**Information provided**
☆ ☆ ☆
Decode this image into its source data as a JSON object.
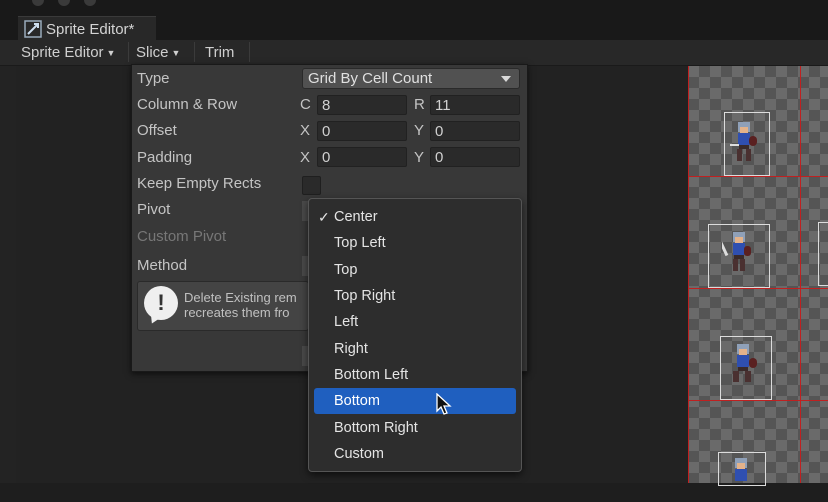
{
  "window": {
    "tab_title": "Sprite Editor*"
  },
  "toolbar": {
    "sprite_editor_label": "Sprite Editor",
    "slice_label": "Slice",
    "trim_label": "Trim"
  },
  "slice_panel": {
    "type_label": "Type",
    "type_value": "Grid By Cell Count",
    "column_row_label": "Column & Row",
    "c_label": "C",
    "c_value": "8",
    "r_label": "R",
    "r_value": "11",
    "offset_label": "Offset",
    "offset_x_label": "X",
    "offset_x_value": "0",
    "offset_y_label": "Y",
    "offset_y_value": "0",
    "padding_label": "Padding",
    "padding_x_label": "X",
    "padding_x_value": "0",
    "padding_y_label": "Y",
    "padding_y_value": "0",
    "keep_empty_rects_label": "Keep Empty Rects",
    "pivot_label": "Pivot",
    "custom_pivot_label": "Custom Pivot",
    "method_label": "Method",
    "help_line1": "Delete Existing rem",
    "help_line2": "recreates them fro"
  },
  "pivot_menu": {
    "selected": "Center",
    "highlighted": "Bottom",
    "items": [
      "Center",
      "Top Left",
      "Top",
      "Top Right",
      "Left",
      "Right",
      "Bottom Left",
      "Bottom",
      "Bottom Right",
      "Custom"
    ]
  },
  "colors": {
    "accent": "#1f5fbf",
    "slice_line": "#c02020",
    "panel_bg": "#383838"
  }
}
☆ ☆ ☆
**What the exercise asks**
Pictures are to be left out; repeat all the remaining data exactly.

**Response to this task**
Decode this image into its source data as a JSON object.
{
  "window": {
    "tab_title": "Sprite Editor*"
  },
  "toolbar": {
    "sprite_editor_label": "Sprite Editor",
    "slice_label": "Slice",
    "trim_label": "Trim"
  },
  "slice_panel": {
    "type_label": "Type",
    "type_value": "Grid By Cell Count",
    "column_row_label": "Column & Row",
    "c_label": "C",
    "c_value": "8",
    "r_label": "R",
    "r_value": "11",
    "offset_label": "Offset",
    "offset_x_label": "X",
    "offset_x_value": "0",
    "offset_y_label": "Y",
    "offset_y_value": "0",
    "padding_label": "Padding",
    "padding_x_label": "X",
    "padding_x_value": "0",
    "padding_y_label": "Y",
    "padding_y_value": "0",
    "keep_empty_rects_label": "Keep Empty Rects",
    "pivot_label": "Pivot",
    "custom_pivot_label": "Custom Pivot",
    "method_label": "Method",
    "help_line1": "Delete Existing rem",
    "help_line2": "recreates them fro"
  },
  "pivot_menu": {
    "selected": "Center",
    "highlighted": "Bottom",
    "items": [
      "Center",
      "Top Left",
      "Top",
      "Top Right",
      "Left",
      "Right",
      "Bottom Left",
      "Bottom",
      "Bottom Right",
      "Custom"
    ]
  },
  "colors": {
    "accent": "#1f5fbf",
    "slice_line": "#c02020",
    "panel_bg": "#383838"
  }
}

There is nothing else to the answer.